Data rows:
--*--

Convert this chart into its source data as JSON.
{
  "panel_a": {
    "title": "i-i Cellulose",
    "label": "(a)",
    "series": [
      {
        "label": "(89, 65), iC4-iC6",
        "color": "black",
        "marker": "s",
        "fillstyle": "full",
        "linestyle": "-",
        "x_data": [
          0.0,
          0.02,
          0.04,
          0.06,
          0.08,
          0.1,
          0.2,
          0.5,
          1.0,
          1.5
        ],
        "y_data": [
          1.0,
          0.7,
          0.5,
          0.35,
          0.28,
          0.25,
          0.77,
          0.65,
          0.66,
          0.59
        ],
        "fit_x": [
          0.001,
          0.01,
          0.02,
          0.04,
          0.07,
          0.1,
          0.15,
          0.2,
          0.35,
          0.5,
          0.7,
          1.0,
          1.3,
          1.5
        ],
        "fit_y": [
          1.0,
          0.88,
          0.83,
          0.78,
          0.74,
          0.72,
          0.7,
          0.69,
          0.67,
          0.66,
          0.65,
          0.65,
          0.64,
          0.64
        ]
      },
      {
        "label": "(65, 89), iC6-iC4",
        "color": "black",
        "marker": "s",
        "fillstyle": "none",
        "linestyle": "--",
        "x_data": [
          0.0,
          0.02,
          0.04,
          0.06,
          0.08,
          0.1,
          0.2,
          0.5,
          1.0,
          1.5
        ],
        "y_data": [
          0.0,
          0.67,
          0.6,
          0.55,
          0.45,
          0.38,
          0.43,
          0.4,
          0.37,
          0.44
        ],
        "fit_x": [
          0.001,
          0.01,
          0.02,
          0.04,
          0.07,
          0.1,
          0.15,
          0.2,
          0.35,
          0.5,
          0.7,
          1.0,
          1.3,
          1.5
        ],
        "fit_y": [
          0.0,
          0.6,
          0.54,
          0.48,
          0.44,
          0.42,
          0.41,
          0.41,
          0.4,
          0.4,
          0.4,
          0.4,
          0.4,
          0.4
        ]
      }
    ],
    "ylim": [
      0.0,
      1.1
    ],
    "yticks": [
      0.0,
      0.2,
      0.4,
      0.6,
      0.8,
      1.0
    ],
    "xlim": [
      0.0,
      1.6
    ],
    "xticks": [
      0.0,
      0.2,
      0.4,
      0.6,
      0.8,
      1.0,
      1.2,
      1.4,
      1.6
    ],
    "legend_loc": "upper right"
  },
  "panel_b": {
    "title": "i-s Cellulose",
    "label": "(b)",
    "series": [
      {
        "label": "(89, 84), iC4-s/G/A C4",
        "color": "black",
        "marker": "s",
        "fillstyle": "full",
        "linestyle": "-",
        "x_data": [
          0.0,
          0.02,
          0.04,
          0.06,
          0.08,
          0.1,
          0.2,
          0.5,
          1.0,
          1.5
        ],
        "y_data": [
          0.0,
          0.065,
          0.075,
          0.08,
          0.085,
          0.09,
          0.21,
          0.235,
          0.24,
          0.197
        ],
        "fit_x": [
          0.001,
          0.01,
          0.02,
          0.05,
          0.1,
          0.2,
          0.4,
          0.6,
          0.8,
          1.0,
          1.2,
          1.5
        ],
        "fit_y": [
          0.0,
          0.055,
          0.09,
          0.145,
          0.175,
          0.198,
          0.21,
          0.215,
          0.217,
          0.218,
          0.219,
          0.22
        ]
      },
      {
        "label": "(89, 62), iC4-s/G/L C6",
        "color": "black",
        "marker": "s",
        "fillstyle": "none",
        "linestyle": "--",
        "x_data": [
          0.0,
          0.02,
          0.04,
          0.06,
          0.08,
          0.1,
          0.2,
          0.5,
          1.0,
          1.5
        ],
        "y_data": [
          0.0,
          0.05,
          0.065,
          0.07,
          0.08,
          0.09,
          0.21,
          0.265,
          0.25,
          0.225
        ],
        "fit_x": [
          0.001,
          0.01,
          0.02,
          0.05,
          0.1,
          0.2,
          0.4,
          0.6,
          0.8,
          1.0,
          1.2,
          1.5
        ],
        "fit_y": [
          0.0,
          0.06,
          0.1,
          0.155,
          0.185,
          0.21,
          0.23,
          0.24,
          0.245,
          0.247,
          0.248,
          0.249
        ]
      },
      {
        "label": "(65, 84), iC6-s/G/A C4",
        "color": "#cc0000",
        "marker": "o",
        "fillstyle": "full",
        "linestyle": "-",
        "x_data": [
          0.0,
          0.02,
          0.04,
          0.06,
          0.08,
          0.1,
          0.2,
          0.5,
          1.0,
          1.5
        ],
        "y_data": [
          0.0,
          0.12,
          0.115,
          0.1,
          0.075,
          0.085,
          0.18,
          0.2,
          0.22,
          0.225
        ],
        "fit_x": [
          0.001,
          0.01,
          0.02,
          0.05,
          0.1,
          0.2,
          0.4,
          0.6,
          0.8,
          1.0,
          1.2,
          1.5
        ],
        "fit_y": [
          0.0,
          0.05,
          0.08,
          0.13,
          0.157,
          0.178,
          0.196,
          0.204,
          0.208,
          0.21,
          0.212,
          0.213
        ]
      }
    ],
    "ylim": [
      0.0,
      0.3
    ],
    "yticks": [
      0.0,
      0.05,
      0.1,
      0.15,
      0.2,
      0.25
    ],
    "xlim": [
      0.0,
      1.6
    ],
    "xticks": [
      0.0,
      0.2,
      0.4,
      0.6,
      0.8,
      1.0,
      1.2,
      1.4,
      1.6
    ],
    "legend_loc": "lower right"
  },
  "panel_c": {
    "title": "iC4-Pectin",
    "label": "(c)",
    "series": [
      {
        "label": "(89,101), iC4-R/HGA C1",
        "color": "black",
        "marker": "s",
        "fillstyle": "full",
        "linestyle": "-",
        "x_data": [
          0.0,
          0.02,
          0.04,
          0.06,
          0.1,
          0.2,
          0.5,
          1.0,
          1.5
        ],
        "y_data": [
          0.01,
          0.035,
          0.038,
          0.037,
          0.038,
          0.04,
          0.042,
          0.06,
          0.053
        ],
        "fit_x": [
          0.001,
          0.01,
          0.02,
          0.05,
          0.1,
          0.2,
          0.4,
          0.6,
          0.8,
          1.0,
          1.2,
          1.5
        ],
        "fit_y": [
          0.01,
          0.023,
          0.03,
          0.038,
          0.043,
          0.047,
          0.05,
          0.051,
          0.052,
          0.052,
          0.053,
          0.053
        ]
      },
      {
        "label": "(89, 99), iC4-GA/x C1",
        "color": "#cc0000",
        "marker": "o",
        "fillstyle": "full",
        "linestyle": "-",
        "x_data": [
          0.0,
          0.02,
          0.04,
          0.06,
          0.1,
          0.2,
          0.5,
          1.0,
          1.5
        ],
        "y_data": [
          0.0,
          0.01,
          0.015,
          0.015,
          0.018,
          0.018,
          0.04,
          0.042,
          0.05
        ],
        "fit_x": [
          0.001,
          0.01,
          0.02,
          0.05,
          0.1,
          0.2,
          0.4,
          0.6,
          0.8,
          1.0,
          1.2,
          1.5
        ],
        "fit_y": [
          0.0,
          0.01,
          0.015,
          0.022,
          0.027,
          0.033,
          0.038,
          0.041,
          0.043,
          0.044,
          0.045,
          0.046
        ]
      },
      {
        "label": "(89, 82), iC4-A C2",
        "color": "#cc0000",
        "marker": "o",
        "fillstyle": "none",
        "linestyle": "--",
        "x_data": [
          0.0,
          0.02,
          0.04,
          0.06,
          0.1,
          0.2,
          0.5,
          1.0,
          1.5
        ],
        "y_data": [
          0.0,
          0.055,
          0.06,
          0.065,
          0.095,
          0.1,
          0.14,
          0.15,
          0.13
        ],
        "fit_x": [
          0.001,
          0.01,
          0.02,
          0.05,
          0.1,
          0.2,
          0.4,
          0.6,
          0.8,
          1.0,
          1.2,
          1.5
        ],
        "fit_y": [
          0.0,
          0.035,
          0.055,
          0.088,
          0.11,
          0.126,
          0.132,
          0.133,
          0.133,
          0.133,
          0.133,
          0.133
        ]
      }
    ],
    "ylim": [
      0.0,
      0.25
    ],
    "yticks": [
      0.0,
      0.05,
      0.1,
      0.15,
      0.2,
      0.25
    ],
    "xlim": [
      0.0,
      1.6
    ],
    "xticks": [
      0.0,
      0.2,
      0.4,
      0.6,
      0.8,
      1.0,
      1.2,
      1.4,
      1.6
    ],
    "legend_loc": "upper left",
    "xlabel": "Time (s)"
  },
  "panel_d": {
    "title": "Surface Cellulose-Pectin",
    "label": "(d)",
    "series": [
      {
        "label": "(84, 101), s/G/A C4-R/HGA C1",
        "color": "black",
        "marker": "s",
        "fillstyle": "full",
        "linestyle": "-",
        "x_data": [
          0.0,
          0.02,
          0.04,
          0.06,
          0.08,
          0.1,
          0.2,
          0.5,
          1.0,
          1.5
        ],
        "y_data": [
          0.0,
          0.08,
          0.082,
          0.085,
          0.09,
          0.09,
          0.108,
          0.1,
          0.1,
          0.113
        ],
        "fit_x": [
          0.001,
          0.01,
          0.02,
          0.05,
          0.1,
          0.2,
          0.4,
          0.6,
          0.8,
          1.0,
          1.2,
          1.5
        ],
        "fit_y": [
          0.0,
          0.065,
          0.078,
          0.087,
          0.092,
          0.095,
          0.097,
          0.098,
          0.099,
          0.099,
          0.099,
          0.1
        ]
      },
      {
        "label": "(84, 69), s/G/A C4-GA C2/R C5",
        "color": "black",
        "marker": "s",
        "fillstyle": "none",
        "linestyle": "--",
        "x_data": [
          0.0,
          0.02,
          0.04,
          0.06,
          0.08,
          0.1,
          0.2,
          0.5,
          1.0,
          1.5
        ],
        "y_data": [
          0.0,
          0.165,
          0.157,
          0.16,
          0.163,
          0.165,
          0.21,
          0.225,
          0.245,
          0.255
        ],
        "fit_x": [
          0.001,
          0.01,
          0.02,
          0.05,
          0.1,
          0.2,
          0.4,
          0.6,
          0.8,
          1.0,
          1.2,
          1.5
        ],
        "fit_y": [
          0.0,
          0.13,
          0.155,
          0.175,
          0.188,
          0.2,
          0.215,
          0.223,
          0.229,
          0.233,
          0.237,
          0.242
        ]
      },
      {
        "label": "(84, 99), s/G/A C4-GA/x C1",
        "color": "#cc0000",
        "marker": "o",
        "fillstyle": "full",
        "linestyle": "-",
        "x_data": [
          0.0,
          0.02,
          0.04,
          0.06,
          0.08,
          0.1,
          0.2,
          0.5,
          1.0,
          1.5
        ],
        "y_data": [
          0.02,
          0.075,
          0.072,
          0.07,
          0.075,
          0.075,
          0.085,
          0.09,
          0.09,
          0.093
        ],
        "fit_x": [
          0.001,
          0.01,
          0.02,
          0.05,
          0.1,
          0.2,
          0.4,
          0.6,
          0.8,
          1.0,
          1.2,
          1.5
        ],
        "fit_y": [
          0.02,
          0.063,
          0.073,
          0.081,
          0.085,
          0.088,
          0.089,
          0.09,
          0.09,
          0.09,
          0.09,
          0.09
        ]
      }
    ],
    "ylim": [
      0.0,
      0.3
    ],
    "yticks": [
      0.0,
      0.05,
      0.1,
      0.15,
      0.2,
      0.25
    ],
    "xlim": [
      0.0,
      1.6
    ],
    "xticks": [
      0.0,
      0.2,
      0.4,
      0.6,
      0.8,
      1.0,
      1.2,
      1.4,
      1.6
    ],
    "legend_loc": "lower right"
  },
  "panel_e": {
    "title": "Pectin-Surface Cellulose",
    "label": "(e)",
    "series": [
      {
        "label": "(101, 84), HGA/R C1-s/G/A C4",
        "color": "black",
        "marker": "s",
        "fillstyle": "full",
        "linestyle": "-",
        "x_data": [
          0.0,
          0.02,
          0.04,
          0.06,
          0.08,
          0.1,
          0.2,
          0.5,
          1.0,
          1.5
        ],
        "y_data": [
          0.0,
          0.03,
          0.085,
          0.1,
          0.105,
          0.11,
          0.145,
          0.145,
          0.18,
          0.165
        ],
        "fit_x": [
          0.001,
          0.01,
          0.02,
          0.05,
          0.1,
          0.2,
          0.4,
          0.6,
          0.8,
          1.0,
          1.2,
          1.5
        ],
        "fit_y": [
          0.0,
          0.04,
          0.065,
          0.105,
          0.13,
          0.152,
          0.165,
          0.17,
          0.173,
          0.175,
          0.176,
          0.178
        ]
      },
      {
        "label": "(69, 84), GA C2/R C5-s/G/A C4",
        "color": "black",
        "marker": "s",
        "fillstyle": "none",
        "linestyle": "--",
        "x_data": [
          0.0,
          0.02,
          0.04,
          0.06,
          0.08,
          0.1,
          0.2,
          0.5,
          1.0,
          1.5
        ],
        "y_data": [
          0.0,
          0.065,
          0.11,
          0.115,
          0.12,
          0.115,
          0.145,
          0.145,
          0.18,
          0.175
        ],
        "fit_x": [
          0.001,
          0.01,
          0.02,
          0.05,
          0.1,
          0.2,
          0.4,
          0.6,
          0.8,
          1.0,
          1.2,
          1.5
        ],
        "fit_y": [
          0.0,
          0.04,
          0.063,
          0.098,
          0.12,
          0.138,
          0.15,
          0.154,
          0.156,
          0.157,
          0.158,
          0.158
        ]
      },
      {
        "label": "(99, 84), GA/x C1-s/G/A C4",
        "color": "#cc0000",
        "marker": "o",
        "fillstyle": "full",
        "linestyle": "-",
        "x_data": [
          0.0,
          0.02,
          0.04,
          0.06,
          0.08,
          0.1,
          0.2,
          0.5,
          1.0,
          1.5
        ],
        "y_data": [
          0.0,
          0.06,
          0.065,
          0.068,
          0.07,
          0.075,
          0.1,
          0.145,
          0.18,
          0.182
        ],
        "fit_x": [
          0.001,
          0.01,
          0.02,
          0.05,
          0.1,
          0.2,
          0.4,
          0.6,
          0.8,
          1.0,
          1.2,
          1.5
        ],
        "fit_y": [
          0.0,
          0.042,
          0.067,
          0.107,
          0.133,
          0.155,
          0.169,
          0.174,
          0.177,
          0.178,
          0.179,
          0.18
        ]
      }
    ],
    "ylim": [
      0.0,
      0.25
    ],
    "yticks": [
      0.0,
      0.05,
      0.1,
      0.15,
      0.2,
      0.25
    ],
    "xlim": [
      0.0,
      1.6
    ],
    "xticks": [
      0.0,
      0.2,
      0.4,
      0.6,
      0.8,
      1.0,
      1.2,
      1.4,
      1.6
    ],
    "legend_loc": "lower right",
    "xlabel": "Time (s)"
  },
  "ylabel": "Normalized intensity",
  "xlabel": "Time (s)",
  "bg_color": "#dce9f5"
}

--*--

What to do:
For each line above that contains the word "Surface", copy that line.

Answer to the task:
    "title": "Surface Cellulose-Pectin",
    "title": "Pectin-Surface Cellulose",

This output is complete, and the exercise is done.